◆ **What to produce**: Copy the lines holding the word "Bearish", all of them.
================
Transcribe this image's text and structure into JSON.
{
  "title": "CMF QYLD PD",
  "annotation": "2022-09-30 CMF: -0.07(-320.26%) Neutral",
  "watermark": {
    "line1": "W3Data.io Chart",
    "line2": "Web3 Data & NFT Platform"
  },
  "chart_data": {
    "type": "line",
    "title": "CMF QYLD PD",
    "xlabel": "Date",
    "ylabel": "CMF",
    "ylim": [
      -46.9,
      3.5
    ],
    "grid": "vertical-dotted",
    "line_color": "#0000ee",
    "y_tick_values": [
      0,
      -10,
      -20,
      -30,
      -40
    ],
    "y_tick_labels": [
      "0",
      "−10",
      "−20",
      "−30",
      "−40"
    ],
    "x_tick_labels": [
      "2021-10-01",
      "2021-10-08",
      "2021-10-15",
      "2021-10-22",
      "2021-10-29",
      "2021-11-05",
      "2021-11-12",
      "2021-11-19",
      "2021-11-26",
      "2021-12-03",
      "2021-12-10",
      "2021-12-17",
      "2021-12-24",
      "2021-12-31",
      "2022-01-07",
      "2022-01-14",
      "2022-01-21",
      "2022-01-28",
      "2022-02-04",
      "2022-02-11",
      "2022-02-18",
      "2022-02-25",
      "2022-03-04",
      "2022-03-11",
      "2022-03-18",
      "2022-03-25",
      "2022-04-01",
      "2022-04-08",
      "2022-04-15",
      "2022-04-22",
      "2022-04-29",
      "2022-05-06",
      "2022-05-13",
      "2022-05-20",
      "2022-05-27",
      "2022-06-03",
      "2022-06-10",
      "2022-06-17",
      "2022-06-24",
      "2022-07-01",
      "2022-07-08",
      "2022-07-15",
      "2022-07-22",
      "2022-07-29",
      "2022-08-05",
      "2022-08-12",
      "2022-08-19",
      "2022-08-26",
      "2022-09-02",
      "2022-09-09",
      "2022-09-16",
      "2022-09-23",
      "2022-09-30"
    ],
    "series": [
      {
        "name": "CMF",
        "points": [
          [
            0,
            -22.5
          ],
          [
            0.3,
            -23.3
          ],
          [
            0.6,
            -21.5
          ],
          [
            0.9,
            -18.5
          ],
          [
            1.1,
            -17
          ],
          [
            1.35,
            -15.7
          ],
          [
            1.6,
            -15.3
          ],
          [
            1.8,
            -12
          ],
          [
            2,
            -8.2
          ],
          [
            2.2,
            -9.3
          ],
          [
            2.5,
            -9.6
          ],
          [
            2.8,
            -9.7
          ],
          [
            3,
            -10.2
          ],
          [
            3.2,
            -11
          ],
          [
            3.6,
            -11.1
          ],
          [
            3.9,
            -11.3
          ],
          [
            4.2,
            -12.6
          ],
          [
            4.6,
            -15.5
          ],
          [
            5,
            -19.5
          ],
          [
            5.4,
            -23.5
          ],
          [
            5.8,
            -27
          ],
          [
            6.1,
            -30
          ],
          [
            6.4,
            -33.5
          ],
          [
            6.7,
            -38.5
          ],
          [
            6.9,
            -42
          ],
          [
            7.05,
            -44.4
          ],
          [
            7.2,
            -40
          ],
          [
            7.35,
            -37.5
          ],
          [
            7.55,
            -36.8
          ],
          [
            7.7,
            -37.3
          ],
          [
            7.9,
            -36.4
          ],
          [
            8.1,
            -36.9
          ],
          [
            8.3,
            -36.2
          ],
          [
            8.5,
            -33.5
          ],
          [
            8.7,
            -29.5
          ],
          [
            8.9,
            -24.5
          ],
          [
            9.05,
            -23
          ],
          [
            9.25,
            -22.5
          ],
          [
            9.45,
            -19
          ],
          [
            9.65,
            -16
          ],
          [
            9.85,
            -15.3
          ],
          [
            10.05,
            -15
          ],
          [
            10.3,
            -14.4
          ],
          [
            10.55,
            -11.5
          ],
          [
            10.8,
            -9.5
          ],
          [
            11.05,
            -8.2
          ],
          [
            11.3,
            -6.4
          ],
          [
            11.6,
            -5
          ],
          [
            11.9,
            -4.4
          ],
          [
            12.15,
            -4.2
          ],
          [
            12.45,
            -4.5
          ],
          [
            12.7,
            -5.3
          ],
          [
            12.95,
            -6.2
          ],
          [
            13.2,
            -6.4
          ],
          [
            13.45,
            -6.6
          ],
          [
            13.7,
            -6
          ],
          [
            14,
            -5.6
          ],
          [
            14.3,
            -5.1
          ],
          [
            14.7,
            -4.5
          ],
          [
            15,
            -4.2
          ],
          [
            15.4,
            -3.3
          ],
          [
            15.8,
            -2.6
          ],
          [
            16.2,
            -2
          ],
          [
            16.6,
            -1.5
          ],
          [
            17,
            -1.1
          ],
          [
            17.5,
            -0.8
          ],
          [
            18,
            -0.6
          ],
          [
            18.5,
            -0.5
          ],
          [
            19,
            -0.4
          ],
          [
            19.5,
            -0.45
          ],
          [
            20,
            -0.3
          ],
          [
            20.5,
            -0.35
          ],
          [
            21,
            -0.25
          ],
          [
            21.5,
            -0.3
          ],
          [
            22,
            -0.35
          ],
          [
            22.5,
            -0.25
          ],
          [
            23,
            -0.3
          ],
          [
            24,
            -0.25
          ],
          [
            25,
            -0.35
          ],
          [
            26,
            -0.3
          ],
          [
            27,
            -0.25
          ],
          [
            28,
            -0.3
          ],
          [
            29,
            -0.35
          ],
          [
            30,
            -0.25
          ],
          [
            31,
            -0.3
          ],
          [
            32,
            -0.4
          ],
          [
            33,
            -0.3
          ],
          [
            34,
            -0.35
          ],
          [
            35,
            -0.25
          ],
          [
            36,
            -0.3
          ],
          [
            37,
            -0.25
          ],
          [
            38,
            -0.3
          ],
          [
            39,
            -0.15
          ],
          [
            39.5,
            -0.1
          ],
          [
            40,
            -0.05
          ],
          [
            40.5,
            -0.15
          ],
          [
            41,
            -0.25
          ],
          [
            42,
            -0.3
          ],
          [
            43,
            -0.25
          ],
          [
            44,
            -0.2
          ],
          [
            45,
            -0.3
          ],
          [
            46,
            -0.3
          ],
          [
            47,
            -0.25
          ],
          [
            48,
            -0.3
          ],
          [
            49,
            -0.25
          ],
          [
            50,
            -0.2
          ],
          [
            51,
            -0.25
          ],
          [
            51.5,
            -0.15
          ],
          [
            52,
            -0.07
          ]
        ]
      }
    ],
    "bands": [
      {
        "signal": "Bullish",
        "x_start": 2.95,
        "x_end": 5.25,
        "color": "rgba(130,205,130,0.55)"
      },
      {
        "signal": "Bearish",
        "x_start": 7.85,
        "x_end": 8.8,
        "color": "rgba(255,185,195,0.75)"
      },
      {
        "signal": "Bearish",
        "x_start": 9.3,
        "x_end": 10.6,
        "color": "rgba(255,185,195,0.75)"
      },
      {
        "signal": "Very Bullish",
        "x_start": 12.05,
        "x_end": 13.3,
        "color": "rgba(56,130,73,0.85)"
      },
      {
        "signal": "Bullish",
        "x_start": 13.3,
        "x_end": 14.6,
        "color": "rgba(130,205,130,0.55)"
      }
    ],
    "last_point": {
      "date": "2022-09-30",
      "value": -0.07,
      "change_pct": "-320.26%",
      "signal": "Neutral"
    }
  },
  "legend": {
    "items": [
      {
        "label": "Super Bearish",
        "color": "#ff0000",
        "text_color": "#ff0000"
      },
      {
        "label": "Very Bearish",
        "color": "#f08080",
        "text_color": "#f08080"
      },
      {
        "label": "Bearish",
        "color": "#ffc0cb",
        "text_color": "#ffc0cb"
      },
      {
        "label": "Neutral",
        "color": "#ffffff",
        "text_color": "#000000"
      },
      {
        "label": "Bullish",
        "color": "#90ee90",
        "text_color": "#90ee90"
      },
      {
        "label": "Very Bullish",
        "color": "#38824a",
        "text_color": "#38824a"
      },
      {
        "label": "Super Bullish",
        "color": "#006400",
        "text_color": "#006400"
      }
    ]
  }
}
================
◆ **Correct result**:
        "signal": "Bearish",
        "signal": "Bearish",
        "label": "Super Bearish",
        "label": "Very Bearish",
        "label": "Bearish",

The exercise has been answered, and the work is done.